[Dataset entries]
** start **

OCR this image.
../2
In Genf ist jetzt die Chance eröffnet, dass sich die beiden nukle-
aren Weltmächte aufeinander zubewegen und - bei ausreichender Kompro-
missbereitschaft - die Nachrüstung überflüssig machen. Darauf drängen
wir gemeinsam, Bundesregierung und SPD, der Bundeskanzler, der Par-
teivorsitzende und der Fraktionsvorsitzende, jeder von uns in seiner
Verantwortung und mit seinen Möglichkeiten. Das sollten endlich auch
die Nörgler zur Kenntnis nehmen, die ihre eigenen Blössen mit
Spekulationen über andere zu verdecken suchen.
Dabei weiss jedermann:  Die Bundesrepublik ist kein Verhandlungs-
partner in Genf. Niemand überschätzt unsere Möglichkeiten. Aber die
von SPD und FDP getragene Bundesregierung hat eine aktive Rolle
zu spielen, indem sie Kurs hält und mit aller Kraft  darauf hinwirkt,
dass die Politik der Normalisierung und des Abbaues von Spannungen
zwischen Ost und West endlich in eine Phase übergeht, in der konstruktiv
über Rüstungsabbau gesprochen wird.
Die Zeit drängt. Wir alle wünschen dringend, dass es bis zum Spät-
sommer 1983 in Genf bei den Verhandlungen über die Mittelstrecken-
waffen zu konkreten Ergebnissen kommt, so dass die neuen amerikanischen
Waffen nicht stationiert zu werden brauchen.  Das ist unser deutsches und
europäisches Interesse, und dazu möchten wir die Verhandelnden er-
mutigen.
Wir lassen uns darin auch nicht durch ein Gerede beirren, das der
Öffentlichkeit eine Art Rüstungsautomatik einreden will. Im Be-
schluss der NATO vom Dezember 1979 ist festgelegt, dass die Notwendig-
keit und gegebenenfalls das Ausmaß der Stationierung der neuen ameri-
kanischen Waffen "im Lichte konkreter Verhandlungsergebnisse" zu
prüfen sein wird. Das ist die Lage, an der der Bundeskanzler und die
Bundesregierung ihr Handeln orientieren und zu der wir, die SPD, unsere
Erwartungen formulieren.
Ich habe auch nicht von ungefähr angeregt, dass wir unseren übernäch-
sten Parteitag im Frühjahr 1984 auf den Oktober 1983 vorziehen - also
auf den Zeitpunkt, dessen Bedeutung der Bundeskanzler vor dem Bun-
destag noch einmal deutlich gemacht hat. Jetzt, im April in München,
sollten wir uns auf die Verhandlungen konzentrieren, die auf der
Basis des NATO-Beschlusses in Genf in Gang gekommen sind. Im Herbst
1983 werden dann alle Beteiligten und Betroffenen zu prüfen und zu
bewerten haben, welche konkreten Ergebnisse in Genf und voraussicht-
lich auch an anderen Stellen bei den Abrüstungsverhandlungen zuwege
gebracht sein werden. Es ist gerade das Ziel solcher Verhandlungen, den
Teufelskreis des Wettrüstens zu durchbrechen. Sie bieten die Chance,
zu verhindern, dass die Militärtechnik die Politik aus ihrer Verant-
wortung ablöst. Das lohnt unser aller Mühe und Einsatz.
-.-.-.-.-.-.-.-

** end **

■ **Objective**
All of the lines above must be returned exactly.

■ **Full solution**
OCR this image.
../2
In Genf ist jetzt die Chance eröffnet, dass sich die beiden nukle-
aren Weltmächte aufeinander zubewegen und - bei ausreichender Kompro-
missbereitschaft - die Nachrüstung überflüssig machen. Darauf drängen
wir gemeinsam, Bundesregierung und SPD, der Bundeskanzler, der Par-
teivorsitzende und der Fraktionsvorsitzende, jeder von uns in seiner
Verantwortung und mit seinen Möglichkeiten. Das sollten endlich auch
die Nörgler zur Kenntnis nehmen, die ihre eigenen Blössen mit
Spekulationen über andere zu verdecken suchen.
Dabei weiss jedermann:  Die Bundesrepublik ist kein Verhandlungs-
partner in Genf. Niemand überschätzt unsere Möglichkeiten. Aber die
von SPD und FDP getragene Bundesregierung hat eine aktive Rolle
zu spielen, indem sie Kurs hält und mit aller Kraft  darauf hinwirkt,
dass die Politik der Normalisierung und des Abbaues von Spannungen
zwischen Ost und West endlich in eine Phase übergeht, in der konstruktiv
über Rüstungsabbau gesprochen wird.
Die Zeit drängt. Wir alle wünschen dringend, dass es bis zum Spät-
sommer 1983 in Genf bei den Verhandlungen über die Mittelstrecken-
waffen zu konkreten Ergebnissen kommt, so dass die neuen amerikanischen
Waffen nicht stationiert zu werden brauchen.  Das ist unser deutsches und
europäisches Interesse, und dazu möchten wir die Verhandelnden er-
mutigen.
Wir lassen uns darin auch nicht durch ein Gerede beirren, das der
Öffentlichkeit eine Art Rüstungsautomatik einreden will. Im Be-
schluss der NATO vom Dezember 1979 ist festgelegt, dass die Notwendig-
keit und gegebenenfalls das Ausmaß der Stationierung der neuen ameri-
kanischen Waffen "im Lichte konkreter Verhandlungsergebnisse" zu
prüfen sein wird. Das ist die Lage, an der der Bundeskanzler und die
Bundesregierung ihr Handeln orientieren und zu der wir, die SPD, unsere
Erwartungen formulieren.
Ich habe auch nicht von ungefähr angeregt, dass wir unseren übernäch-
sten Parteitag im Frühjahr 1984 auf den Oktober 1983 vorziehen - also
auf den Zeitpunkt, dessen Bedeutung der Bundeskanzler vor dem Bun-
destag noch einmal deutlich gemacht hat. Jetzt, im April in München,
sollten wir uns auf die Verhandlungen konzentrieren, die auf der
Basis des NATO-Beschlusses in Genf in Gang gekommen sind. Im Herbst
1983 werden dann alle Beteiligten und Betroffenen zu prüfen und zu
bewerten haben, welche konkreten Ergebnisse in Genf und voraussicht-
lich auch an anderen Stellen bei den Abrüstungsverhandlungen zuwege
gebracht sein werden. Es ist gerade das Ziel solcher Verhandlungen, den
Teufelskreis des Wettrüstens zu durchbrechen. Sie bieten die Chance,
zu verhindern, dass die Militärtechnik die Politik aus ihrer Verant-
wortung ablöst. Das lohnt unser aller Mühe und Einsatz.
-.-.-.-.-.-.-.-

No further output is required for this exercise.